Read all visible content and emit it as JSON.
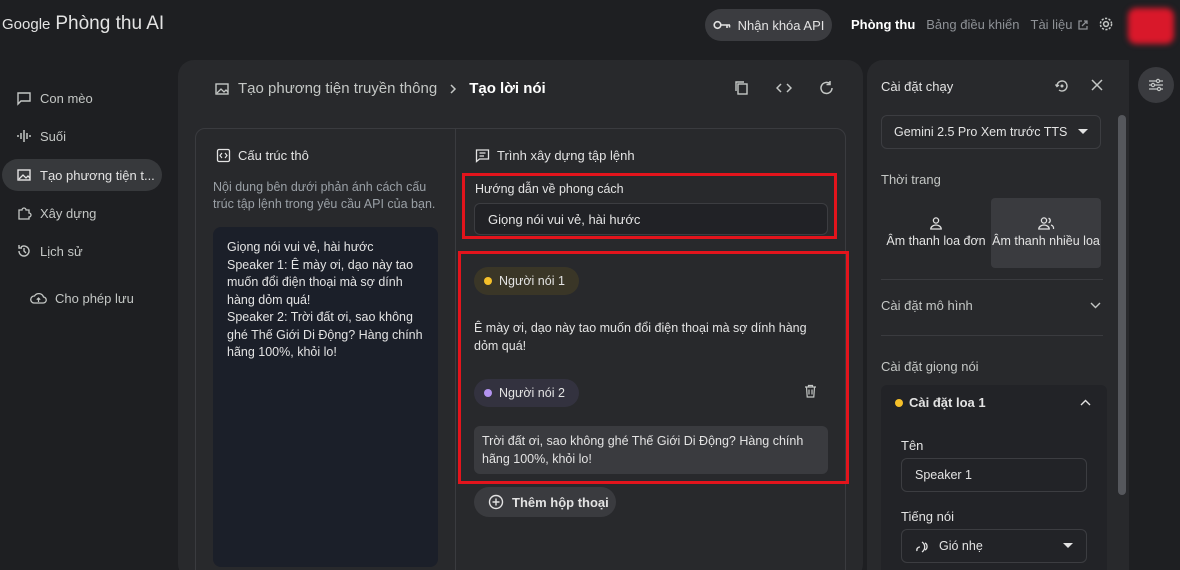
{
  "header": {
    "brand_google": "Google",
    "brand_product": "Phòng thu AI",
    "api_button": "Nhận khóa API",
    "nav": {
      "studio": "Phòng thu",
      "dashboard": "Bảng điều khiển",
      "docs": "Tài liệu"
    }
  },
  "sidebar": {
    "items": [
      {
        "label": "Con mèo",
        "icon": "chat-icon"
      },
      {
        "label": "Suối",
        "icon": "waveform-icon"
      },
      {
        "label": "Tạo phương tiện t...",
        "icon": "media-icon",
        "active": true
      },
      {
        "label": "Xây dựng",
        "icon": "puzzle-icon"
      },
      {
        "label": "Lịch sử",
        "icon": "history-icon"
      }
    ],
    "save_label": "Cho phép lưu"
  },
  "main": {
    "breadcrumb_parent": "Tạo phương tiện truyền thông",
    "breadcrumb_current": "Tạo lời nói",
    "raw_structure": {
      "title": "Cấu trúc thô",
      "description": "Nội dung bên dưới phản ánh cách cấu trúc tập lệnh trong yêu cầu API của bạn.",
      "lines": [
        "Giọng nói vui vẻ, hài hước",
        "Speaker 1: Ê mày ơi, dạo này tao muốn đổi điện thoại mà sợ dính hàng dỏm quá!",
        "Speaker 2: Trời đất ơi, sao không ghé Thế Giới Di Động? Hàng chính hãng 100%, khỏi lo!"
      ]
    },
    "script_builder": {
      "title": "Trình xây dựng tập lệnh",
      "style_label": "Hướng dẫn về phong cách",
      "style_value": "Giọng nói vui vẻ, hài hước",
      "speakers": [
        {
          "name": "Người nói 1",
          "color": "#f5c02a",
          "text": "Ê mày ơi, dạo này tao muốn đổi điện thoại mà sợ dính hàng dỏm quá!"
        },
        {
          "name": "Người nói 2",
          "color": "#b393f0",
          "text": "Trời đất ơi, sao không ghé Thế Giới Di Động? Hàng chính hãng 100%, khỏi lo!"
        }
      ],
      "add_button": "Thêm hộp thoại"
    }
  },
  "run_settings": {
    "title": "Cài đặt chạy",
    "model": "Gemini 2.5 Pro Xem trước TTS",
    "mode_label": "Thời trang",
    "modes": {
      "single": "Âm thanh loa đơn",
      "multi": "Âm thanh nhiều loa"
    },
    "model_settings": "Cài đặt mô hình",
    "voice_settings": "Cài đặt giọng nói",
    "speaker_settings": {
      "title": "Cài đặt loa 1",
      "dot_color": "#f5c02a",
      "name_label": "Tên",
      "name_value": "Speaker 1",
      "voice_label": "Tiếng nói",
      "voice_value": "Gió nhẹ"
    }
  }
}
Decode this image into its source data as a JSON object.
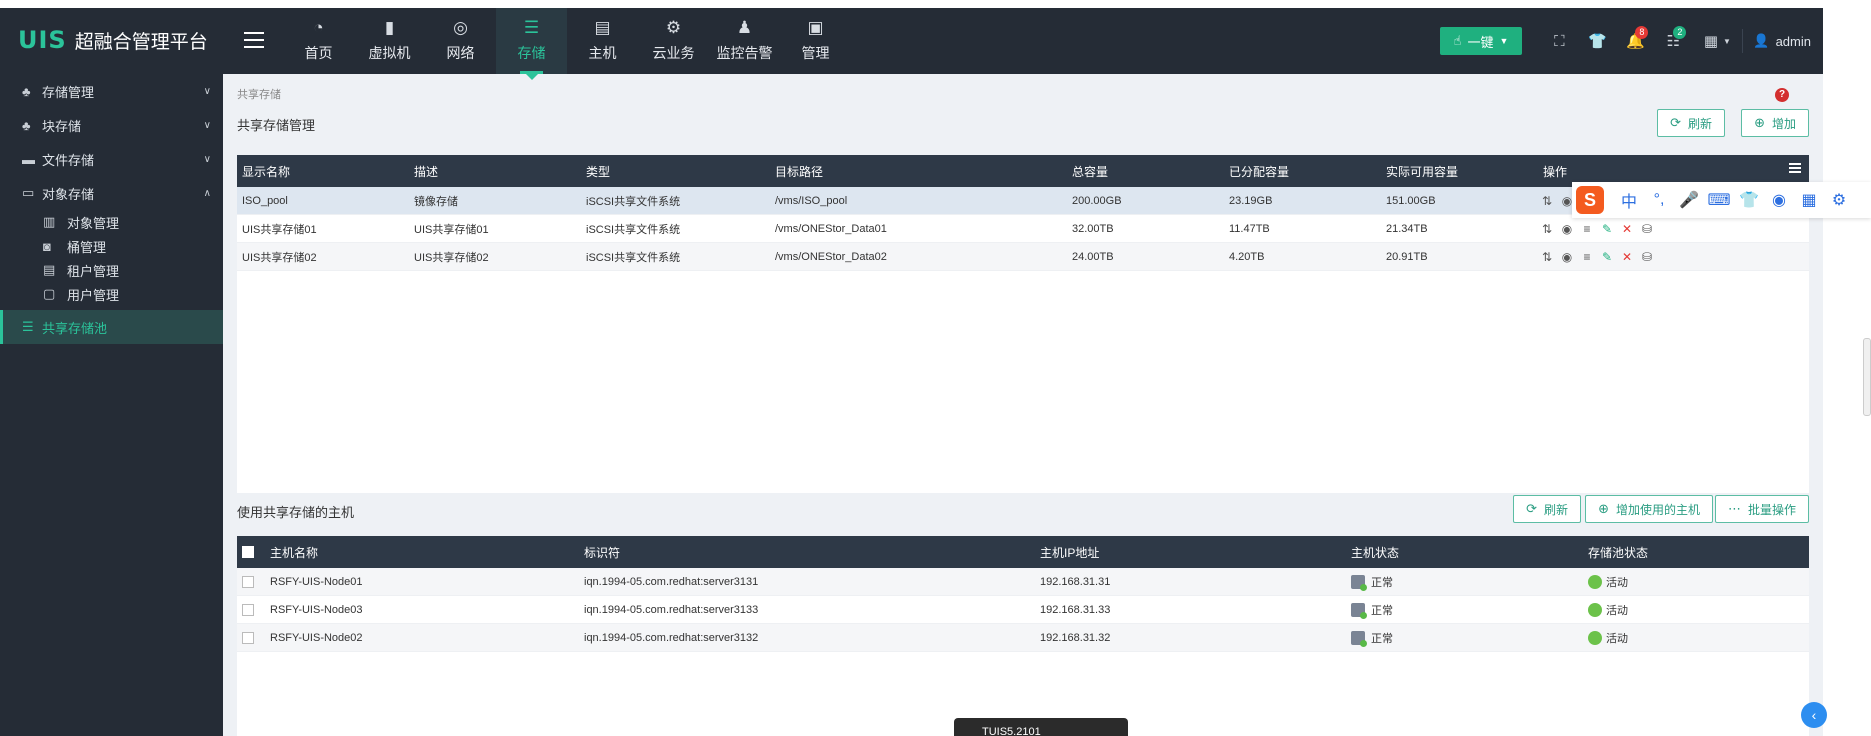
{
  "app": {
    "logo_mark": "UIS",
    "title": "超融合管理平台"
  },
  "nav": [
    {
      "label": "首页",
      "icon": "dashboard-icon",
      "glyph": "◔"
    },
    {
      "label": "虚拟机",
      "icon": "vm-icon",
      "glyph": "▮"
    },
    {
      "label": "网络",
      "icon": "globe-icon",
      "glyph": "◎"
    },
    {
      "label": "存储",
      "icon": "database-icon",
      "glyph": "☰",
      "active": true
    },
    {
      "label": "主机",
      "icon": "server-icon",
      "glyph": "▤"
    },
    {
      "label": "云业务",
      "icon": "gear-icon",
      "glyph": "⚙"
    },
    {
      "label": "监控告警",
      "icon": "bell-alert-icon",
      "glyph": "♟"
    },
    {
      "label": "管理",
      "icon": "monitor-icon",
      "glyph": "▣"
    }
  ],
  "toolbar": {
    "onekey_label": "一键",
    "bell_count": "8",
    "tasks_count": "2",
    "user": "admin"
  },
  "sidebar": {
    "items": [
      {
        "label": "存储管理",
        "expanded": false
      },
      {
        "label": "块存储",
        "expanded": false
      },
      {
        "label": "文件存储",
        "expanded": false
      },
      {
        "label": "对象存储",
        "expanded": true
      }
    ],
    "sub_items": [
      {
        "label": "对象管理"
      },
      {
        "label": "桶管理"
      },
      {
        "label": "租户管理"
      },
      {
        "label": "用户管理"
      }
    ],
    "active_item": "共享存储池"
  },
  "breadcrumb": "共享存储",
  "storage": {
    "title": "共享存储管理",
    "refresh_label": "刷新",
    "add_label": "增加",
    "columns": [
      "显示名称",
      "描述",
      "类型",
      "目标路径",
      "总容量",
      "已分配容量",
      "实际可用容量",
      "操作"
    ],
    "rows": [
      [
        "ISO_pool",
        "镜像存储",
        "iSCSI共享文件系统",
        "/vms/ISO_pool",
        "200.00GB",
        "23.19GB",
        "151.00GB"
      ],
      [
        "UIS共享存储01",
        "UIS共享存储01",
        "iSCSI共享文件系统",
        "/vms/ONEStor_Data01",
        "32.00TB",
        "11.47TB",
        "21.34TB"
      ],
      [
        "UIS共享存储02",
        "UIS共享存储02",
        "iSCSI共享文件系统",
        "/vms/ONEStor_Data02",
        "24.00TB",
        "4.20TB",
        "20.91TB"
      ]
    ]
  },
  "hosts": {
    "title": "使用共享存储的主机",
    "refresh_label": "刷新",
    "add_label": "增加使用的主机",
    "batch_label": "批量操作",
    "columns": [
      "主机名称",
      "标识符",
      "主机IP地址",
      "主机状态",
      "存储池状态"
    ],
    "rows": [
      [
        "RSFY-UIS-Node01",
        "iqn.1994-05.com.redhat:server3131",
        "192.168.31.31",
        "正常",
        "活动"
      ],
      [
        "RSFY-UIS-Node03",
        "iqn.1994-05.com.redhat:server3133",
        "192.168.31.33",
        "正常",
        "活动"
      ],
      [
        "RSFY-UIS-Node02",
        "iqn.1994-05.com.redhat:server3132",
        "192.168.31.32",
        "正常",
        "活动"
      ]
    ]
  },
  "ime": {
    "logo": "S",
    "mode": "中",
    "punct": "°,"
  },
  "taskbar_popup": "TUIS5.2101",
  "colors": {
    "accent": "#2bc39a",
    "topbar": "#252c36",
    "table_header": "#2e3947",
    "selected_row": "#dde6f0"
  }
}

================

[What you should do]:
Extract the text of all the records above verbatim, excluding pictures.

[The result]:
Read all visible content and emit it as JSON.
{
  "header": {
    "brand_google": "Google",
    "brand_product": "Phòng thu AI",
    "api_button": "Nhận khóa API",
    "nav": {
      "studio": "Phòng thu",
      "dashboard": "Bảng điều khiển",
      "docs": "Tài liệu"
    }
  },
  "sidebar": {
    "items": [
      {
        "label": "Con mèo",
        "icon": "chat-icon"
      },
      {
        "label": "Suối",
        "icon": "waveform-icon"
      },
      {
        "label": "Tạo phương tiện t...",
        "icon": "media-icon",
        "active": true
      },
      {
        "label": "Xây dựng",
        "icon": "puzzle-icon"
      },
      {
        "label": "Lịch sử",
        "icon": "history-icon"
      }
    ],
    "save_label": "Cho phép lưu"
  },
  "main": {
    "breadcrumb_parent": "Tạo phương tiện truyền thông",
    "breadcrumb_current": "Tạo lời nói",
    "raw_structure": {
      "title": "Cấu trúc thô",
      "description": "Nội dung bên dưới phản ánh cách cấu trúc tập lệnh trong yêu cầu API của bạn.",
      "lines": [
        "Giọng nói vui vẻ, hài hước",
        "Speaker 1: Ê mày ơi, dạo này tao muốn đổi điện thoại mà sợ dính hàng dỏm quá!",
        "Speaker 2: Trời đất ơi, sao không ghé Thế Giới Di Động? Hàng chính hãng 100%, khỏi lo!"
      ]
    },
    "script_builder": {
      "title": "Trình xây dựng tập lệnh",
      "style_label": "Hướng dẫn về phong cách",
      "style_value": "Giọng nói vui vẻ, hài hước",
      "speakers": [
        {
          "name": "Người nói 1",
          "color": "#f5c02a",
          "text": "Ê mày ơi, dạo này tao muốn đổi điện thoại mà sợ dính hàng dỏm quá!"
        },
        {
          "name": "Người nói 2",
          "color": "#b393f0",
          "text": "Trời đất ơi, sao không ghé Thế Giới Di Động? Hàng chính hãng 100%, khỏi lo!"
        }
      ],
      "add_button": "Thêm hộp thoại"
    }
  },
  "run_settings": {
    "title": "Cài đặt chạy",
    "model": "Gemini 2.5 Pro Xem trước TTS",
    "mode_label": "Thời trang",
    "modes": {
      "single": "Âm thanh loa đơn",
      "multi": "Âm thanh nhiều loa"
    },
    "model_settings": "Cài đặt mô hình",
    "voice_settings": "Cài đặt giọng nói",
    "speaker_settings": {
      "title": "Cài đặt loa 1",
      "dot_color": "#f5c02a",
      "name_label": "Tên",
      "name_value": "Speaker 1",
      "voice_label": "Tiếng nói",
      "voice_value": "Gió nhẹ"
    }
  }
}
Decode this image into its source data as a JSON object.
{
  "app": {
    "logo_mark": "UIS",
    "title": "超融合管理平台"
  },
  "nav": [
    {
      "label": "首页",
      "icon": "dashboard-icon",
      "glyph": "◔"
    },
    {
      "label": "虚拟机",
      "icon": "vm-icon",
      "glyph": "▮"
    },
    {
      "label": "网络",
      "icon": "globe-icon",
      "glyph": "◎"
    },
    {
      "label": "存储",
      "icon": "database-icon",
      "glyph": "☰",
      "active": true
    },
    {
      "label": "主机",
      "icon": "server-icon",
      "glyph": "▤"
    },
    {
      "label": "云业务",
      "icon": "gear-icon",
      "glyph": "⚙"
    },
    {
      "label": "监控告警",
      "icon": "bell-alert-icon",
      "glyph": "♟"
    },
    {
      "label": "管理",
      "icon": "monitor-icon",
      "glyph": "▣"
    }
  ],
  "toolbar": {
    "onekey_label": "一键",
    "bell_count": "8",
    "tasks_count": "2",
    "user": "admin"
  },
  "sidebar": {
    "items": [
      {
        "label": "存储管理",
        "expanded": false
      },
      {
        "label": "块存储",
        "expanded": false
      },
      {
        "label": "文件存储",
        "expanded": false
      },
      {
        "label": "对象存储",
        "expanded": true
      }
    ],
    "sub_items": [
      {
        "label": "对象管理"
      },
      {
        "label": "桶管理"
      },
      {
        "label": "租户管理"
      },
      {
        "label": "用户管理"
      }
    ],
    "active_item": "共享存储池"
  },
  "breadcrumb": "共享存储",
  "storage": {
    "title": "共享存储管理",
    "refresh_label": "刷新",
    "add_label": "增加",
    "columns": [
      "显示名称",
      "描述",
      "类型",
      "目标路径",
      "总容量",
      "已分配容量",
      "实际可用容量",
      "操作"
    ],
    "rows": [
      [
        "ISO_pool",
        "镜像存储",
        "iSCSI共享文件系统",
        "/vms/ISO_pool",
        "200.00GB",
        "23.19GB",
        "151.00GB"
      ],
      [
        "UIS共享存储01",
        "UIS共享存储01",
        "iSCSI共享文件系统",
        "/vms/ONEStor_Data01",
        "32.00TB",
        "11.47TB",
        "21.34TB"
      ],
      [
        "UIS共享存储02",
        "UIS共享存储02",
        "iSCSI共享文件系统",
        "/vms/ONEStor_Data02",
        "24.00TB",
        "4.20TB",
        "20.91TB"
      ]
    ]
  },
  "hosts": {
    "title": "使用共享存储的主机",
    "refresh_label": "刷新",
    "add_label": "增加使用的主机",
    "batch_label": "批量操作",
    "columns": [
      "主机名称",
      "标识符",
      "主机IP地址",
      "主机状态",
      "存储池状态"
    ],
    "rows": [
      [
        "RSFY-UIS-Node01",
        "iqn.1994-05.com.redhat:server3131",
        "192.168.31.31",
        "正常",
        "活动"
      ],
      [
        "RSFY-UIS-Node03",
        "iqn.1994-05.com.redhat:server3133",
        "192.168.31.33",
        "正常",
        "活动"
      ],
      [
        "RSFY-UIS-Node02",
        "iqn.1994-05.com.redhat:server3132",
        "192.168.31.32",
        "正常",
        "活动"
      ]
    ]
  },
  "ime": {
    "logo": "S",
    "mode": "中",
    "punct": "°,"
  },
  "taskbar_popup": "TUIS5.2101",
  "colors": {
    "accent": "#2bc39a",
    "topbar": "#252c36",
    "table_header": "#2e3947",
    "selected_row": "#dde6f0"
  }
}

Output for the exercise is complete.